## [What is asked]
In the listing below, pick out lines with "Центральний".

Stored entries

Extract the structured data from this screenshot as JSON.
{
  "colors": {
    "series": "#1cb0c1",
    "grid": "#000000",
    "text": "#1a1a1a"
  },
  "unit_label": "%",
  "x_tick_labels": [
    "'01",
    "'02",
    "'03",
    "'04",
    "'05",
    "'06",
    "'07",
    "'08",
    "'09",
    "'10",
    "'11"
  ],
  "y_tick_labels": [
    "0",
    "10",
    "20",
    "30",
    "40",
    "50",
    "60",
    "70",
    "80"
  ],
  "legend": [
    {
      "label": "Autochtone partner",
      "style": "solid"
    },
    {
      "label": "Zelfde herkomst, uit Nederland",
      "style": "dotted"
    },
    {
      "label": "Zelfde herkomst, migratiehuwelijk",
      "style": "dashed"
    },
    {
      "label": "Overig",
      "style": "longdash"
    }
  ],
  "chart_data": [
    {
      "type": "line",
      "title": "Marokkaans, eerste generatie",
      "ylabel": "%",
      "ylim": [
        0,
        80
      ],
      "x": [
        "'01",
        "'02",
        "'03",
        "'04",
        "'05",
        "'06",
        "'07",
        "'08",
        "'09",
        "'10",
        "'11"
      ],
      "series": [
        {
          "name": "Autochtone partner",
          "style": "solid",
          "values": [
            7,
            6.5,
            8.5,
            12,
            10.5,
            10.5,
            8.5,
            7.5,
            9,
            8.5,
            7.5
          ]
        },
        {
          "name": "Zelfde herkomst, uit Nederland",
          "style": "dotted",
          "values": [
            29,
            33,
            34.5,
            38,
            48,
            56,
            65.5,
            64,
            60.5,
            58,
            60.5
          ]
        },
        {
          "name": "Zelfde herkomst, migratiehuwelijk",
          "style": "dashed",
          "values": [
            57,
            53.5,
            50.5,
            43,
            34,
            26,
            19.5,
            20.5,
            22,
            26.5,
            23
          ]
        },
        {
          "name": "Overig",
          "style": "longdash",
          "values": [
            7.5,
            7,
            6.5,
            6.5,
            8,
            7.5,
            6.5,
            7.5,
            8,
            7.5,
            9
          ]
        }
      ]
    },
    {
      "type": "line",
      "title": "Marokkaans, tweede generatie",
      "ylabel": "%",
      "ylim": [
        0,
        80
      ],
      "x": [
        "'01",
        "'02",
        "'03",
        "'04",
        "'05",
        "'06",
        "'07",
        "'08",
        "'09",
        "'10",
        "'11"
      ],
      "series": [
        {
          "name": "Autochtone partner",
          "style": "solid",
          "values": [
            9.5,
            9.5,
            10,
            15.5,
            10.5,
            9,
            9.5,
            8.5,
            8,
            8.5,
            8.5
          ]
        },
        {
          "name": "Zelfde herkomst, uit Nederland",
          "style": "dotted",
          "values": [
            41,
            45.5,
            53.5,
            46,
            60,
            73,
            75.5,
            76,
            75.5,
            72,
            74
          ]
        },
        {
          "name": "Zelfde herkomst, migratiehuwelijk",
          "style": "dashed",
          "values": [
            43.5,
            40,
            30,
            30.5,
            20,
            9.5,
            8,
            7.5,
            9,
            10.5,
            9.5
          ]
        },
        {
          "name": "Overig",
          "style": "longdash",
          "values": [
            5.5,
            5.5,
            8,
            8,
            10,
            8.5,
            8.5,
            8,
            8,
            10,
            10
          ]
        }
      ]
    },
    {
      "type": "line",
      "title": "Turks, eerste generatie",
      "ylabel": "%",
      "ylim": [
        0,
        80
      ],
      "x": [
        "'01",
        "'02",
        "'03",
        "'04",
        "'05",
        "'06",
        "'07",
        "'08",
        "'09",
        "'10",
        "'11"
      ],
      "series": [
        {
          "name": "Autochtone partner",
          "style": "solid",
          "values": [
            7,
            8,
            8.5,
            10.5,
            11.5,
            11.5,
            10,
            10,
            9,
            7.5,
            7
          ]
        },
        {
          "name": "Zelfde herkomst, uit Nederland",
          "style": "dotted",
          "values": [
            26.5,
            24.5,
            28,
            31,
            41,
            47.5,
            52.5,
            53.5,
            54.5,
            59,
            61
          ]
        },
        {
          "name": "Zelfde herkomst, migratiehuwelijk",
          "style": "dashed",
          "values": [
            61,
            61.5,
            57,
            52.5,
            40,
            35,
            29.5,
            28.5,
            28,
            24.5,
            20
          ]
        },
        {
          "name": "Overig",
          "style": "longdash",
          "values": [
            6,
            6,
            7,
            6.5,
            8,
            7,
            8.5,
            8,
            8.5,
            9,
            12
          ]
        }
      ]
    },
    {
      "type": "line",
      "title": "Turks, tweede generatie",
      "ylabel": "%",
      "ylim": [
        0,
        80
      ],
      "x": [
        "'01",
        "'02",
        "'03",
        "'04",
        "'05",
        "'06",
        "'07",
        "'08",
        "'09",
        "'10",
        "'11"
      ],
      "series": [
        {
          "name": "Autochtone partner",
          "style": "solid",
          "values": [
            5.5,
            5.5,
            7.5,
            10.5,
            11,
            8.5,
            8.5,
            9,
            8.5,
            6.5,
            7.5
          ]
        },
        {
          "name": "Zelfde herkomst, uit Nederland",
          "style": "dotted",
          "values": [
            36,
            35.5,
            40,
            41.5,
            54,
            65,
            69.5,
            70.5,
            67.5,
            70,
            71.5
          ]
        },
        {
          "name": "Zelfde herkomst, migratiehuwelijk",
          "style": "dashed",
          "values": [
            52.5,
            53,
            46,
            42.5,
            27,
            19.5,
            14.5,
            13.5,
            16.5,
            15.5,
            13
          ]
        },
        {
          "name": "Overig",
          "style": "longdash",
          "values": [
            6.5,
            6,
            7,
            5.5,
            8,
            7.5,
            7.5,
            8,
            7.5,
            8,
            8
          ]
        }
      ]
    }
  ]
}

--

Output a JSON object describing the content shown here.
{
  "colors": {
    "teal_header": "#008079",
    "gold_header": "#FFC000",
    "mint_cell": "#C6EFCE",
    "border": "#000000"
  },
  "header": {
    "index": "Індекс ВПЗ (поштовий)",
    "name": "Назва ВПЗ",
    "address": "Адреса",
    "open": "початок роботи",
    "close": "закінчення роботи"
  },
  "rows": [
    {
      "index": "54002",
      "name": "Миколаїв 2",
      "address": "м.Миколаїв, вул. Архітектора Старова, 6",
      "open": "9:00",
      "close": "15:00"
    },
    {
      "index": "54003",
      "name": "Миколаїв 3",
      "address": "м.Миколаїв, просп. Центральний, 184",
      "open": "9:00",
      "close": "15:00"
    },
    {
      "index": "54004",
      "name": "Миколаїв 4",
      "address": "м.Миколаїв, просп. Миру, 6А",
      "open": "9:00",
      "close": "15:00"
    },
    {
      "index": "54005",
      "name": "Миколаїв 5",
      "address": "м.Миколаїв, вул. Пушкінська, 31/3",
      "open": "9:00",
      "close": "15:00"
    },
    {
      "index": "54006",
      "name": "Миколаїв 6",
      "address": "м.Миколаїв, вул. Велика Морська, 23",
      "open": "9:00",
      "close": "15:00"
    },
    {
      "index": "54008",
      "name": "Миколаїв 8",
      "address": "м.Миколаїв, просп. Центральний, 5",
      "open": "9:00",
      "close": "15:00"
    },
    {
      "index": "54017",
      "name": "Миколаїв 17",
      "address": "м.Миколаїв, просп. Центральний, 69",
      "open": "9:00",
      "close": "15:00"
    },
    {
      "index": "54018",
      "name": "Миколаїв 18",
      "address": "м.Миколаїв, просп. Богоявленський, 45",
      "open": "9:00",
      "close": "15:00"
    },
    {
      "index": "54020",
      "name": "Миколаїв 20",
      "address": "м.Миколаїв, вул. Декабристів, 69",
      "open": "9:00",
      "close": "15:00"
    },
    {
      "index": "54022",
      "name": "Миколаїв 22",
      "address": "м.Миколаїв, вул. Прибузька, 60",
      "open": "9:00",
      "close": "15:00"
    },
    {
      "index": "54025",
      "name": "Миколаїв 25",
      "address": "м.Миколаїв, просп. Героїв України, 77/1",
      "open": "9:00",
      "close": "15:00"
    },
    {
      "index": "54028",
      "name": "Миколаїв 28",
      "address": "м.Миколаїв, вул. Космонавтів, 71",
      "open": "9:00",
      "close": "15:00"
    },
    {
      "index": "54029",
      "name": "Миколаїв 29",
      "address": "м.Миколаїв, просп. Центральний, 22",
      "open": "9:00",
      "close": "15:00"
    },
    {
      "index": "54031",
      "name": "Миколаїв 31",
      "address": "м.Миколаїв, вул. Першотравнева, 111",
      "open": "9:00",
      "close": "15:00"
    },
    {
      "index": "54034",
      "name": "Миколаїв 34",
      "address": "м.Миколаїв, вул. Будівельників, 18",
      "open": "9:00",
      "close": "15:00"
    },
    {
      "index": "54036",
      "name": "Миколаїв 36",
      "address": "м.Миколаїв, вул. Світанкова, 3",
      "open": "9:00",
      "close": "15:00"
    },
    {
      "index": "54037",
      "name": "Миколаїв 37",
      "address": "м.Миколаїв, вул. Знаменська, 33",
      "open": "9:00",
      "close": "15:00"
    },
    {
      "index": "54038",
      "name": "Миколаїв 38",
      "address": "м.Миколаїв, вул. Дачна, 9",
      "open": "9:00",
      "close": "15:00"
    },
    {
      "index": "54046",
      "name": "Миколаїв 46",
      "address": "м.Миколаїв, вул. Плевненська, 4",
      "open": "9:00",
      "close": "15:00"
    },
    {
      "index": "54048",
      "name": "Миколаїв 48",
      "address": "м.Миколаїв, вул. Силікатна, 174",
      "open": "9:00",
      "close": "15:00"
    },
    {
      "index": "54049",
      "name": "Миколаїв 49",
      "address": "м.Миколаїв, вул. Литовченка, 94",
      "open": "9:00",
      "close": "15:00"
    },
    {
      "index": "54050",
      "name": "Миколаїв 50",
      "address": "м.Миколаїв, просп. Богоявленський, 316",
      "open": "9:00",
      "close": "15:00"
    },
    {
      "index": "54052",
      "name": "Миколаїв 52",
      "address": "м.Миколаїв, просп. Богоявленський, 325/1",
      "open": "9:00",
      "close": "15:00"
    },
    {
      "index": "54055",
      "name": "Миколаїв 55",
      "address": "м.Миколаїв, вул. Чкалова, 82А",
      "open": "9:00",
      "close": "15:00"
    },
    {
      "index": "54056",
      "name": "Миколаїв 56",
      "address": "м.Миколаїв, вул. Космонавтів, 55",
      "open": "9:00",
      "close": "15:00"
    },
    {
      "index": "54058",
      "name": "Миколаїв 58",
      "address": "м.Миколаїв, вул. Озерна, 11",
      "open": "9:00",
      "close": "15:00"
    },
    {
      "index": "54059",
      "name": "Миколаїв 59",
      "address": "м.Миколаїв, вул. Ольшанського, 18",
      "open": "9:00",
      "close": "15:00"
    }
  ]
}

## [Expected answer]
      "address": "м.Миколаїв, просп. Центральний, 184",
      "address": "м.Миколаїв, просп. Центральний, 5",
      "address": "м.Миколаїв, просп. Центральний, 69",
      "address": "м.Миколаїв, просп. Центральний, 22",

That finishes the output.